## Extrait choisi
━━━━━━━━

L'article 48 définit en tant qu'atteinte grave « la peine de mort ou l'exécution », « la torture ou des traitements ou sanctions inhumains ou dégradants infligés à un demandeur dans son pays d'origine » et « des menaces graves et individuelles contre la vie ou la personne d'un civil en raison d'une violence aveugle en cas de conflit armé interne ou international ».

Eu égard à tout ce qui précède, il échet de relever que vous n'apportez aucun élément crédible de nature à établir qu'il existerait de sérieuses raisons de croire que vous encouriez, en cas de retour dans votre pays d'origine, un risque réel et avéré de subir des atteintes graves au sens de l'article 48 précité, de sorte que le statut conféré par la protection subsidiaire ne vous est pas accordé.

Vos demandes de protection internationale sont dès lors refusées comme non fondées au sens des articles 26 et 34 de la loi du 18 décembre 2015 relative à la protection internationale et à la protection temporaire.

Votre séjour étant illégal, vous êtes dans l'obligation de quitter le territoire endéans un délai de 30 jours à compter du jour où la présente décision sera devenue définitive, à destination de la République démocratique du Congo, ou de tout autre pays dans lequel vous êtes autorisés à séjourner. (…) ».

Par requête déposée au greffe du tribunal administratif le 22 juin 2020, les consorts … ont fait introduire un recours tendant à la réformation, d’une part, de la décision du ministre du 20 mai 2020 refusant de faire droit à leur demande de protection internationale et, d’autre part, de l’ordre de quitter le territoire contenu dans le même acte.

1) Quant au recours tendant à la réformation de la décision du ministre du 20 mai 2020 portant refus d’une protection internationale Etant donné que l’article 35 (1) de la loi du 18 décembre 2015 prévoit un recours en réformation contre les décisions de refus d’une demande de protection internationale, le tribunal 10est compétent pour connaître du recours en réformation dirigé contre la décision du ministre du 20 mai 2020, telle que déférée.

A l’appui de leur recours, les demandeurs exposent les faits et rétroactes gisant à la base de la décision déférée, en réitérant, en substance, leurs déclarations actées lors de leurs auditions par un agent du ministère.

En droit, après avoir cité l’article 37 (3) a) de la loi du 18 décembre 2015, ils soutiennent que dans le cadre de l’appréciation du bien-fondé de leur demande de protection internationale, le tribunal serait amené à considérer la situation qui prévaudrait actuellement au Congo en matière de respect des droits de l’Homme et surtout depuis l’arrivée au pouvoir de Félix Tshisekedi en décembre 2018. Ils citent à cet égard par extraits un article publié sur le site internet https://blogs.mediapart.fr en date du 31 juillet 2019, intitulé « RDC : les ministères-clés aux mains de la coalition pro-Kabila », un rapport du Conseil des droits de l’homme auprès des Nations Unies du 14 août 2019, intitulé « Situation des droits de l’homme et activités du Bureau conjoint des Nations Unies pour les droits de l’homme en République démocratique du Congo », deux articles intitulés respectivement « Le Conseil des droits de l’homme de l’ONU devrait encourager la RD Congo à combattre l’impunité » et « Déjà 100 jours en prison pour l’activiste congolais Joseph Lokondo », publiés par Human Rights Watch en date des 24 septembre 2019, respectivement 29 avril 2020, un article publié sur le site internet www.voaafrique.com en date du 6 mai 2020, intitulé « Près de 700 violations des droits de l’homme commises au Congo en mars », le rapport annuel sur la République démocratique du Congo de 2019 de Amnesty International et, finalement, un article publié sur le site internet www.tdg.ch en date du 31 mars 2019, intitulé « L’objectif du viol comme arme de guerre est de déshumaniser ».

━━━━━━━━

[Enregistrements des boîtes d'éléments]

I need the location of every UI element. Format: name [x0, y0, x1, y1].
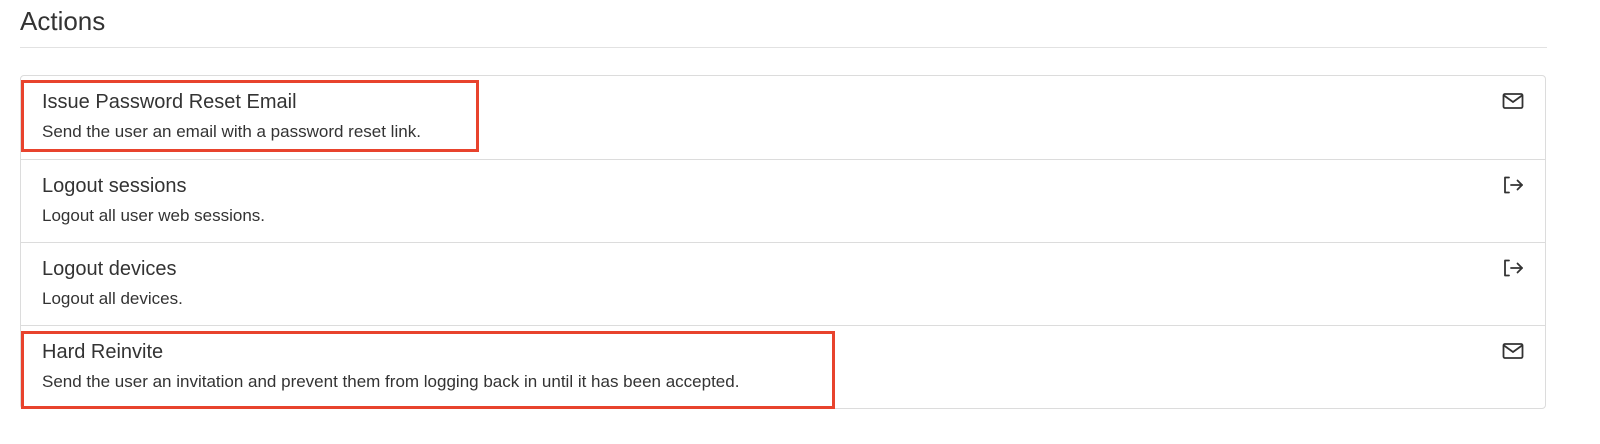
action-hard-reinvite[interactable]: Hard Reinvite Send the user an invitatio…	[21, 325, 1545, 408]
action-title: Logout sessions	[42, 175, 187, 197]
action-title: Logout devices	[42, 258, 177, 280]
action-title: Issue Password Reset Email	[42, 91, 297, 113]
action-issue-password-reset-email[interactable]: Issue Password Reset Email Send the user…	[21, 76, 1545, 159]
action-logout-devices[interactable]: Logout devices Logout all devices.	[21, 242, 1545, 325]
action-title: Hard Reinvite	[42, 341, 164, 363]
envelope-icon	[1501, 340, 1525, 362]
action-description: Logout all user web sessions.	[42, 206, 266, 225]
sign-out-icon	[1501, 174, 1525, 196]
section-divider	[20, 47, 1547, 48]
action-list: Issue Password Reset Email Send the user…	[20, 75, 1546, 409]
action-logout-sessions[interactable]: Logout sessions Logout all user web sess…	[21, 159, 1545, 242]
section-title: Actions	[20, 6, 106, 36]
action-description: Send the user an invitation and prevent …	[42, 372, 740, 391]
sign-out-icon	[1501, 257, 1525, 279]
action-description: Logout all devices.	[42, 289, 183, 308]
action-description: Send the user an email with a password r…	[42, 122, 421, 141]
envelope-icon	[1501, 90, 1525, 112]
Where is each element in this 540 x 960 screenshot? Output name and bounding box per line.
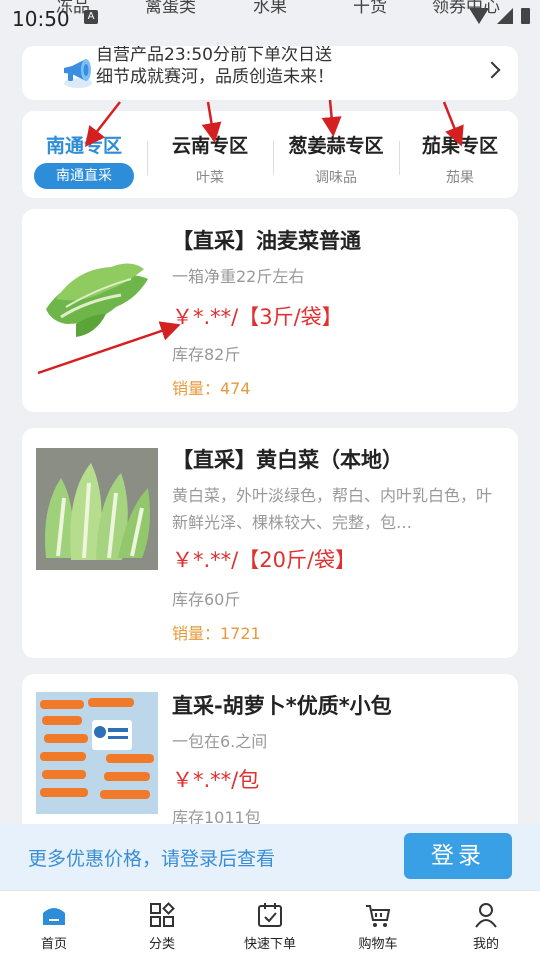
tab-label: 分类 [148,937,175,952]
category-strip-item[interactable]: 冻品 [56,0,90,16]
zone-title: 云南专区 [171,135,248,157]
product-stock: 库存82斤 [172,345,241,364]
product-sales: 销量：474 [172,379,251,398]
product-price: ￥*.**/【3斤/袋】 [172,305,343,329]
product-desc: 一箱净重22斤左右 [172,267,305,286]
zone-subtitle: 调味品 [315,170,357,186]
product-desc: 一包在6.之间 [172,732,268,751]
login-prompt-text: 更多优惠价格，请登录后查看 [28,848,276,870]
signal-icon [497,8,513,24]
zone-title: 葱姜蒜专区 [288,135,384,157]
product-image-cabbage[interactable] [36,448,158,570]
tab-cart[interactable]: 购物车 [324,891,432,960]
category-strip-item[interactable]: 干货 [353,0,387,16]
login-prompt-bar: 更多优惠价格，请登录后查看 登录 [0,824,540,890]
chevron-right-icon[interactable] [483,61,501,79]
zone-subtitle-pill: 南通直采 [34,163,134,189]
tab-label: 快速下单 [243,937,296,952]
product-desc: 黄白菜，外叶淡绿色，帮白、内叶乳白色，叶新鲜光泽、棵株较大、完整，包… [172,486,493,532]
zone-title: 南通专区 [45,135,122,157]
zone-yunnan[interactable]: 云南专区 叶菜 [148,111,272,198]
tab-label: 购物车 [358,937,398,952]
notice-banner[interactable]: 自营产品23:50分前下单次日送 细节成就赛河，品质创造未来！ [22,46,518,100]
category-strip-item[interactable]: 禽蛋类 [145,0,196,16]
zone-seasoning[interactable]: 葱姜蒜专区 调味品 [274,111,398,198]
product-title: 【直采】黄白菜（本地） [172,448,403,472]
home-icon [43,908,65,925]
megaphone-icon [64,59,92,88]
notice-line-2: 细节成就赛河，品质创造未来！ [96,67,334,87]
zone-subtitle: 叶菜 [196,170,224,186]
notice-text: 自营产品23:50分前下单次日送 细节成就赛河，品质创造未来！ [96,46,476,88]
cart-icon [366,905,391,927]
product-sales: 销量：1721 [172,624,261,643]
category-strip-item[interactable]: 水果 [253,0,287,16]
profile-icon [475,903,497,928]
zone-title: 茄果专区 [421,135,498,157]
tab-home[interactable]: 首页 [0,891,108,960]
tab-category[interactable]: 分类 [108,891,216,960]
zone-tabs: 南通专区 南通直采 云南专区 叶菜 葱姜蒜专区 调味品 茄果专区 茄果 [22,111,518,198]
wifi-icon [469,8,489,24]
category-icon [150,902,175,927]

━━━━━━━━

## Ce qui est demandé
Veuillez extraire de l'extrait choisi, à l'identique, le passage qui commence par les mots contenant « Vos demandes de » et s'achève sur « la protection temporaire. ». Les enregistrements forment un matériau à part, distinct de l'extrait choisi.

## Réponse complète
Vos demandes de protection internationale sont dès lors refusées comme non fondées au sens des articles 26 et 34 de la loi du 18 décembre 2015 relative à la protection internationale et à la protection temporaire.